# START OF Data supplied
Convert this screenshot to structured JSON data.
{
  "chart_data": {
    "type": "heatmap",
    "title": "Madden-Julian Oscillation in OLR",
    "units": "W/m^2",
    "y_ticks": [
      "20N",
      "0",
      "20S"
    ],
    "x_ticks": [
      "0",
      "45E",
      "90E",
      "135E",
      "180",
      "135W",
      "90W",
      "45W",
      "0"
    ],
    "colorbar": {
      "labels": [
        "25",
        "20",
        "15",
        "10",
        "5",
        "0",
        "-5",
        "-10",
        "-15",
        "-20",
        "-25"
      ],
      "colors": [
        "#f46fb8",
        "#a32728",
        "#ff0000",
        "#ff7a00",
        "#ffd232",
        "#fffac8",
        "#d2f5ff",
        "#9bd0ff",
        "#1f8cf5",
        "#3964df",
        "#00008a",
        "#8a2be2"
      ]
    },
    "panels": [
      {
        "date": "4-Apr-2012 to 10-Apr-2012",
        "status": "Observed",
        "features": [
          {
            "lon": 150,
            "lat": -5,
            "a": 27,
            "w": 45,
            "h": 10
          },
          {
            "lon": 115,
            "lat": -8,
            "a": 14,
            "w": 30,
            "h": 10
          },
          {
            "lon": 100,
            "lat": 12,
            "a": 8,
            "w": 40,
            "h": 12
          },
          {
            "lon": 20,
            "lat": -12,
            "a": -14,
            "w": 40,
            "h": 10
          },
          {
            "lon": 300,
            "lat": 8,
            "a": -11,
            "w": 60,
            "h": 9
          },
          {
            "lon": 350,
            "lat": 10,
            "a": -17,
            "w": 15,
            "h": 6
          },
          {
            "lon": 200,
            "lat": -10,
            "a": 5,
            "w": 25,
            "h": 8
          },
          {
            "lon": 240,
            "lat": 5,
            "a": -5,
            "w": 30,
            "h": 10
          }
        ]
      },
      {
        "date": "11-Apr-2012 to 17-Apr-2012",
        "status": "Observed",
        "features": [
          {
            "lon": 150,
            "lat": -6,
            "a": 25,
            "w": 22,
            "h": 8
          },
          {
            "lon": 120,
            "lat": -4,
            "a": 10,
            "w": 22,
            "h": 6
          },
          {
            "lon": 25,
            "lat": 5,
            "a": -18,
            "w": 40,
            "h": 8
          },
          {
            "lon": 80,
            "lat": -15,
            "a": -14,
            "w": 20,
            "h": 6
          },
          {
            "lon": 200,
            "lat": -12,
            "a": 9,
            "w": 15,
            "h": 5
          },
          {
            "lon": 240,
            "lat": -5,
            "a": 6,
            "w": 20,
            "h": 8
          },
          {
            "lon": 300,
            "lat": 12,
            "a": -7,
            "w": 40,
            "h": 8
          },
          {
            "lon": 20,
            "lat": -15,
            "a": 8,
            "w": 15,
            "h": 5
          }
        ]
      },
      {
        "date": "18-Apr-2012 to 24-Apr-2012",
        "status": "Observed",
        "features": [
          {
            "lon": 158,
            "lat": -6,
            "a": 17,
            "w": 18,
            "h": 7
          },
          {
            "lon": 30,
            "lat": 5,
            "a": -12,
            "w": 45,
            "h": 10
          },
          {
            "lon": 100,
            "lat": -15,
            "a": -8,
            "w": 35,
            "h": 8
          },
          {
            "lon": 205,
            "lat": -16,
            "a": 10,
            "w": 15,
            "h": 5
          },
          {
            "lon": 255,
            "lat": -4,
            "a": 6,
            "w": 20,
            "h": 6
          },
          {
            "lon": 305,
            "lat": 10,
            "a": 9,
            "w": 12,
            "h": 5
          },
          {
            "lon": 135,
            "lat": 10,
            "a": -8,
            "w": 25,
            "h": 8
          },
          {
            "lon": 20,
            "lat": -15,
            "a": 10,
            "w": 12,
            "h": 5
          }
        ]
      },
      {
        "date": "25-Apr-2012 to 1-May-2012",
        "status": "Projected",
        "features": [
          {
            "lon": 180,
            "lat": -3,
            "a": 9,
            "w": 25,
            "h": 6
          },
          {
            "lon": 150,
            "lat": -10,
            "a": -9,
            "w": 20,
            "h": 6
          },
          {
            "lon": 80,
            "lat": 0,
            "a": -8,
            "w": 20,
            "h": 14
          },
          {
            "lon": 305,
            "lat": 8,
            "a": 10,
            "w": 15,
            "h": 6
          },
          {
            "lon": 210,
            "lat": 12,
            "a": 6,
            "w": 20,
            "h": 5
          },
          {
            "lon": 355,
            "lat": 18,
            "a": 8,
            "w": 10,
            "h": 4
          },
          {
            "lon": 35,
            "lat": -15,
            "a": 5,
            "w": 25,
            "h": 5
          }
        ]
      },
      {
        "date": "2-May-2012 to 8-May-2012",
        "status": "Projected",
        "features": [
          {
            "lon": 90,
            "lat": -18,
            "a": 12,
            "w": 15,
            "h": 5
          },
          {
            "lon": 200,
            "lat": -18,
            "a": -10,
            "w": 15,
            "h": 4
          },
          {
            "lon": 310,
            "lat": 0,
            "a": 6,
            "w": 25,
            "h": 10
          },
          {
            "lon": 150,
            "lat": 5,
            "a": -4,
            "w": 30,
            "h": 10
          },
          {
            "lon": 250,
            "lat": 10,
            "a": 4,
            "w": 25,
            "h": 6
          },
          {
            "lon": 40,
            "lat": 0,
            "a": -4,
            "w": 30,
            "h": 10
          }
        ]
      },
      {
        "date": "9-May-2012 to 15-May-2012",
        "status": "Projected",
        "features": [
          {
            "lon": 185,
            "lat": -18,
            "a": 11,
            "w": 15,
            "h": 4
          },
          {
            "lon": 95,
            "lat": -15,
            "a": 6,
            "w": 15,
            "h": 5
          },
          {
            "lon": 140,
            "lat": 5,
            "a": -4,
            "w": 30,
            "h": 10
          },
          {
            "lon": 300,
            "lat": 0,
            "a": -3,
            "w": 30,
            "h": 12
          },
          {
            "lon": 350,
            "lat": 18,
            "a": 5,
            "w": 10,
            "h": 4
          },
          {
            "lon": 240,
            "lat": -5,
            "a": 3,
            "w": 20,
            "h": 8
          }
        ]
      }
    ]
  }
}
# END OF Data supplied
▶ _Short problem_
Find every line that includes the string "date". Report how many there are and nothing else.

▶ _Correct answer_
6